***** Entries
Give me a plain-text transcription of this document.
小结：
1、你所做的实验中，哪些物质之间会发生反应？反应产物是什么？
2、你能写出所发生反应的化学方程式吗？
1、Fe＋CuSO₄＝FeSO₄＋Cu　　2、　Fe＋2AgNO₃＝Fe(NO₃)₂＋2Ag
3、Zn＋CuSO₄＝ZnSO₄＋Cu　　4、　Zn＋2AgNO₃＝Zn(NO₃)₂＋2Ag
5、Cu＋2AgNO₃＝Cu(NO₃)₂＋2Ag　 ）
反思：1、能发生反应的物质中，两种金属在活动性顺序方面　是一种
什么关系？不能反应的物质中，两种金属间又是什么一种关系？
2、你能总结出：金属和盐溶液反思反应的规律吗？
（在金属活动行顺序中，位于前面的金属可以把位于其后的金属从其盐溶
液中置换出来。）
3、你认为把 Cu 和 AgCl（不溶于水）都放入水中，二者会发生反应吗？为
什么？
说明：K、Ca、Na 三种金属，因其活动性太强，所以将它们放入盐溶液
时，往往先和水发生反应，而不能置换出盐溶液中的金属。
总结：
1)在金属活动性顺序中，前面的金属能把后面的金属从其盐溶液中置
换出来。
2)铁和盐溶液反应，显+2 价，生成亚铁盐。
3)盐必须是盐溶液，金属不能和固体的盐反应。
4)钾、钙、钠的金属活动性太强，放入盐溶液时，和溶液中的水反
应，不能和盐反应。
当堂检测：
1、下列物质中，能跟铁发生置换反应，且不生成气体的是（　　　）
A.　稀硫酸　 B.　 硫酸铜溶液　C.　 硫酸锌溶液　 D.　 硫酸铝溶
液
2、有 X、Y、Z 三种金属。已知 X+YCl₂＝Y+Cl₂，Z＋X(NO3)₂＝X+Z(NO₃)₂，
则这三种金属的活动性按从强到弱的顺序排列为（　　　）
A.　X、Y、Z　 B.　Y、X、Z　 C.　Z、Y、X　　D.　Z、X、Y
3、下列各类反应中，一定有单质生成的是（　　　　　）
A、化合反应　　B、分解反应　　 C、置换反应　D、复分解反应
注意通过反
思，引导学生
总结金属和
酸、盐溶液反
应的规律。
**********
> _Directive_:
All of the entries must be written out exactly as they stand.

> _Completed exercise_:
Give me a plain-text transcription of this document.
小结：
1、你所做的实验中，哪些物质之间会发生反应？反应产物是什么？
2、你能写出所发生反应的化学方程式吗？
1、Fe＋CuSO₄＝FeSO₄＋Cu　　2、　Fe＋2AgNO₃＝Fe(NO₃)₂＋2Ag
3、Zn＋CuSO₄＝ZnSO₄＋Cu　　4、　Zn＋2AgNO₃＝Zn(NO₃)₂＋2Ag
5、Cu＋2AgNO₃＝Cu(NO₃)₂＋2Ag　 ）
反思：1、能发生反应的物质中，两种金属在活动性顺序方面　是一种
什么关系？不能反应的物质中，两种金属间又是什么一种关系？
2、你能总结出：金属和盐溶液反思反应的规律吗？
（在金属活动行顺序中，位于前面的金属可以把位于其后的金属从其盐溶
液中置换出来。）
3、你认为把 Cu 和 AgCl（不溶于水）都放入水中，二者会发生反应吗？为
什么？
说明：K、Ca、Na 三种金属，因其活动性太强，所以将它们放入盐溶液
时，往往先和水发生反应，而不能置换出盐溶液中的金属。
总结：
1)在金属活动性顺序中，前面的金属能把后面的金属从其盐溶液中置
换出来。
2)铁和盐溶液反应，显+2 价，生成亚铁盐。
3)盐必须是盐溶液，金属不能和固体的盐反应。
4)钾、钙、钠的金属活动性太强，放入盐溶液时，和溶液中的水反
应，不能和盐反应。
当堂检测：
1、下列物质中，能跟铁发生置换反应，且不生成气体的是（　　　）
A.　稀硫酸　 B.　 硫酸铜溶液　C.　 硫酸锌溶液　 D.　 硫酸铝溶
液
2、有 X、Y、Z 三种金属。已知 X+YCl₂＝Y+Cl₂，Z＋X(NO3)₂＝X+Z(NO₃)₂，
则这三种金属的活动性按从强到弱的顺序排列为（　　　）
A.　X、Y、Z　 B.　Y、X、Z　 C.　Z、Y、X　　D.　Z、X、Y
3、下列各类反应中，一定有单质生成的是（　　　　　）
A、化合反应　　B、分解反应　　 C、置换反应　D、复分解反应
注意通过反
思，引导学生
总结金属和
酸、盐溶液反
应的规律。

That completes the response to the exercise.